**Directions for this task**
Below are some records. Say how many of their lines contain the string "clients", and give nothing but the number.

######

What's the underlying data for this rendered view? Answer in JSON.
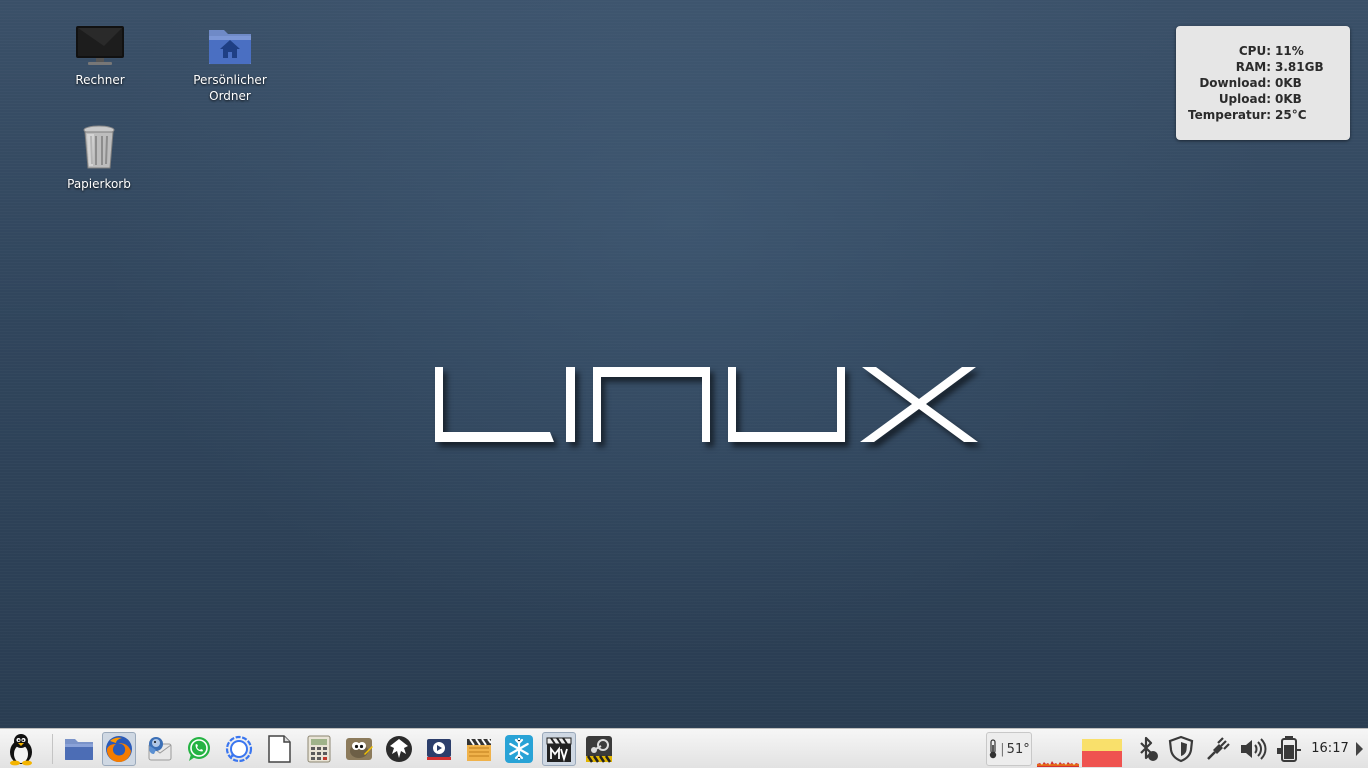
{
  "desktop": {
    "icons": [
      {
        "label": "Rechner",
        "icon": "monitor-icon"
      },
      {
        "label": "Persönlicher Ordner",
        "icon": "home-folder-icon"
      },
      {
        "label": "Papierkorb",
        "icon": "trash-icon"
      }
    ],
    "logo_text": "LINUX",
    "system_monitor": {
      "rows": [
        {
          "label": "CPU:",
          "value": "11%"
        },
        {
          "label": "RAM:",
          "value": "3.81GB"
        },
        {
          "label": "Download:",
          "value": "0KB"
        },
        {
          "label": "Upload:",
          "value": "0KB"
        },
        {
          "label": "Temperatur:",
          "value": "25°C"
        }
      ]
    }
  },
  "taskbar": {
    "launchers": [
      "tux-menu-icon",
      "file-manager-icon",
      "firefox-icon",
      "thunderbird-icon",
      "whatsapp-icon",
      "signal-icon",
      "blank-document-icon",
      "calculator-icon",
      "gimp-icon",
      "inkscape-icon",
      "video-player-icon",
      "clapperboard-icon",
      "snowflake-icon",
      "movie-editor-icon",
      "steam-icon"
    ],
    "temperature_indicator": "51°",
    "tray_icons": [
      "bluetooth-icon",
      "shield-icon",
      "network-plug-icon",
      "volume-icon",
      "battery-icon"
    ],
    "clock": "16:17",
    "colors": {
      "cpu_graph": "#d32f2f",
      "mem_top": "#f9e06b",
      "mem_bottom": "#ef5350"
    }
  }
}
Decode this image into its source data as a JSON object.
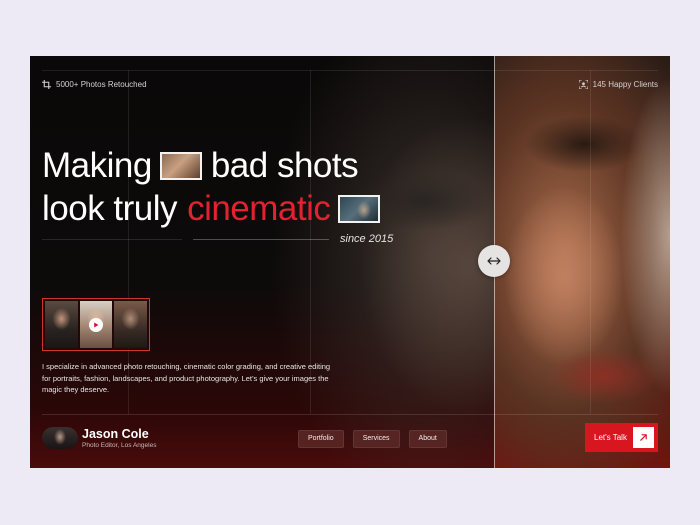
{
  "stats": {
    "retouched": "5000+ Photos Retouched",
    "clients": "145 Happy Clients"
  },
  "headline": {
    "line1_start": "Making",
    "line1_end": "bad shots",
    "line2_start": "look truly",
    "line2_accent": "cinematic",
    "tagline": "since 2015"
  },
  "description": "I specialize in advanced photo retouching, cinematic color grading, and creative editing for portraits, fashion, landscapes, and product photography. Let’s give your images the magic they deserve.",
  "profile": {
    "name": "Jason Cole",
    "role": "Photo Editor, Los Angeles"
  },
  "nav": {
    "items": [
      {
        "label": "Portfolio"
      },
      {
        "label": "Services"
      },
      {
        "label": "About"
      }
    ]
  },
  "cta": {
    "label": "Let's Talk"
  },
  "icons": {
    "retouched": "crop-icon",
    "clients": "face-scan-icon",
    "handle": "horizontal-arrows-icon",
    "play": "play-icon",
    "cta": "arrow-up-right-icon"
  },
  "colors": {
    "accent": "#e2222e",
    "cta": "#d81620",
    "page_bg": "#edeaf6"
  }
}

######

**Written solution**
2